Exercise aim: In the data that follows, find each line containing "name" and copy it.

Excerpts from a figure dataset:
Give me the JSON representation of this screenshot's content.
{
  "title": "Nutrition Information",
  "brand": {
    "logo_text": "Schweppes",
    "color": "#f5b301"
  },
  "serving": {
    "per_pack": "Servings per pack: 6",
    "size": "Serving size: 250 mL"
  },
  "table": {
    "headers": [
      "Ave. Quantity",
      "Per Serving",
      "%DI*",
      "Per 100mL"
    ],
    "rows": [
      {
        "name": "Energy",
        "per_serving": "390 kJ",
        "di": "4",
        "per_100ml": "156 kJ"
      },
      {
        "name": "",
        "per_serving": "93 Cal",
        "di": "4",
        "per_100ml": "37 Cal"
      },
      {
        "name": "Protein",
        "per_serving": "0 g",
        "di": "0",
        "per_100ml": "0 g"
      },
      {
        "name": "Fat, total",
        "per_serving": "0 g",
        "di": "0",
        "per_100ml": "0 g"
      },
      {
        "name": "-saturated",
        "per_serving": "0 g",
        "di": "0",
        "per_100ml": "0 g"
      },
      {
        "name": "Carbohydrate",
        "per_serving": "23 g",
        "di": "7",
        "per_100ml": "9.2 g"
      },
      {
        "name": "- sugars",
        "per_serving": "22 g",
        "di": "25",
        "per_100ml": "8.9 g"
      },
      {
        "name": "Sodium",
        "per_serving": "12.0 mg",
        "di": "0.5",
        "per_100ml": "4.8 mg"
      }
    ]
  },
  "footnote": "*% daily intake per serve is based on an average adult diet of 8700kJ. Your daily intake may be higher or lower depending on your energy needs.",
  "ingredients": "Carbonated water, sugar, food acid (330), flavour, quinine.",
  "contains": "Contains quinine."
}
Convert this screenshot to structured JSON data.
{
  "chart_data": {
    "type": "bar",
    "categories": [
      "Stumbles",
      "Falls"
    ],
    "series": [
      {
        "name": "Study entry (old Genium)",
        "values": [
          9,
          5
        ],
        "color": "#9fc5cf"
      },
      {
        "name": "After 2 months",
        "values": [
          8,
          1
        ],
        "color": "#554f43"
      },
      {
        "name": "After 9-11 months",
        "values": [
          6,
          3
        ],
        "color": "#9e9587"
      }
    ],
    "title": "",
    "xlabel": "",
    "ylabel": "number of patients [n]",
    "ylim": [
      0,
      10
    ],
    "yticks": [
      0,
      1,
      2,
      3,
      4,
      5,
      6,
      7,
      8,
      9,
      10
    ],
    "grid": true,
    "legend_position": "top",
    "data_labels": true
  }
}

Task answer:
        "name": "Energy",
        "name": "",
        "name": "Protein",
        "name": "Fat, total",
        "name": "-saturated",
        "name": "Carbohydrate",
        "name": "- sugars",
        "name": "Sodium",
        "name": "Study entry (old Genium)",
        "name": "After 2 months",
        "name": "After 9-11 months",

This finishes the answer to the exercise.